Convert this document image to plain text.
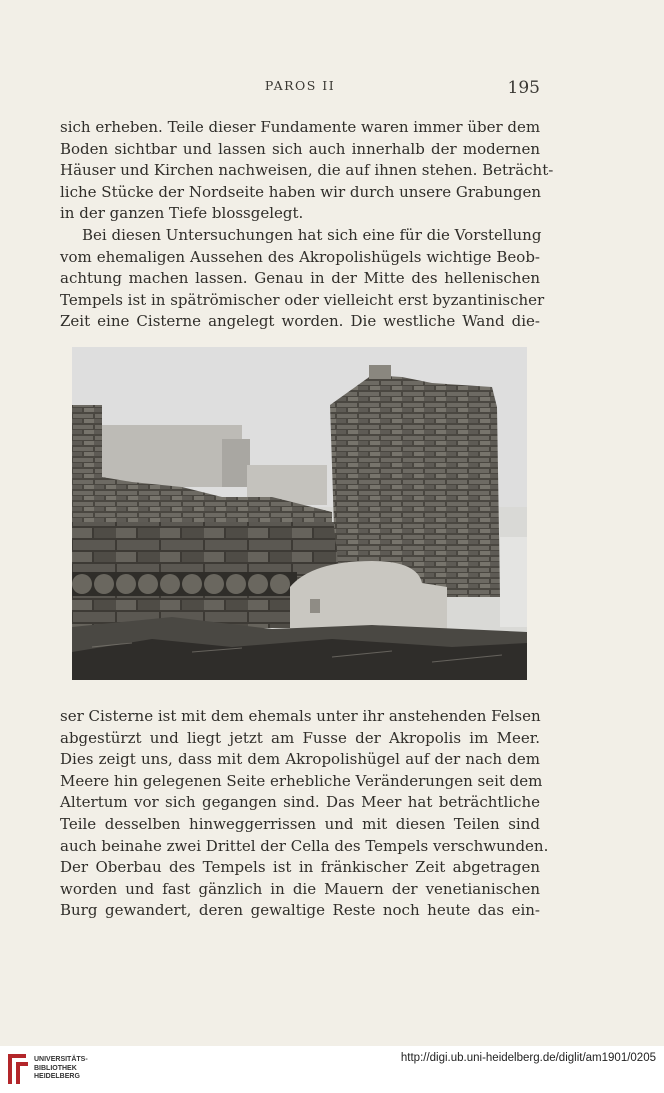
PAROS II	195
sich erheben. Teile dieser Fundamente waren immer über dem
Boden sichtbar und lassen sich auch innerhalb der modernen
Häuser und Kirchen nachweisen, die auf ihnen stehen. Beträcht-
liche Stücke der Nordseite haben wir durch unsere Grabungen
in der ganzen Tiefe blossgelegt.
Bei diesen Untersuchungen hat sich eine für die Vorstellung
vom ehemaligen Aussehen des Akropolishügels wichtige Beob-
achtung machen lassen. Genau in der Mitte des hellenischen
Tempels ist in spätrömischer oder vielleicht erst byzantinischer
Zeit eine Cisterne angelegt worden. Die westliche Wand die-
ser Cisterne ist mit dem ehemals unter ihr anstehenden Felsen
abgestürzt und liegt jetzt am Fusse der Akropolis im Meer.
Dies zeigt uns, dass mit dem Akropolishügel auf der nach dem
Meere hin gelegenen Seite erhebliche Veränderungen seit dem
Altertum vor sich gegangen sind. Das Meer hat beträchtliche
Teile desselben hinweggerrissen und mit diesen Teilen sind
auch beinahe zwei Drittel der Cella des Tempels verschwunden.
Der Oberbau des Tempels ist in fränkischer Zeit abgetragen
worden und fast gänzlich in die Mauern der venetianischen
Burg gewandert, deren gewaltige Reste noch heute das ein-
UNIVERSITÄTS-
BIBLIOTHEK
HEIDELBERG
http://digi.ub.uni-heidelberg.de/diglit/am1901/0205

* [Exercise objective]: Gather each line in the entries above where the string "auch" is found.

* [Solution for this task]:
Boden sichtbar und lassen sich auch innerhalb der modernen
auch beinahe zwei Drittel der Cella des Tempels verschwunden.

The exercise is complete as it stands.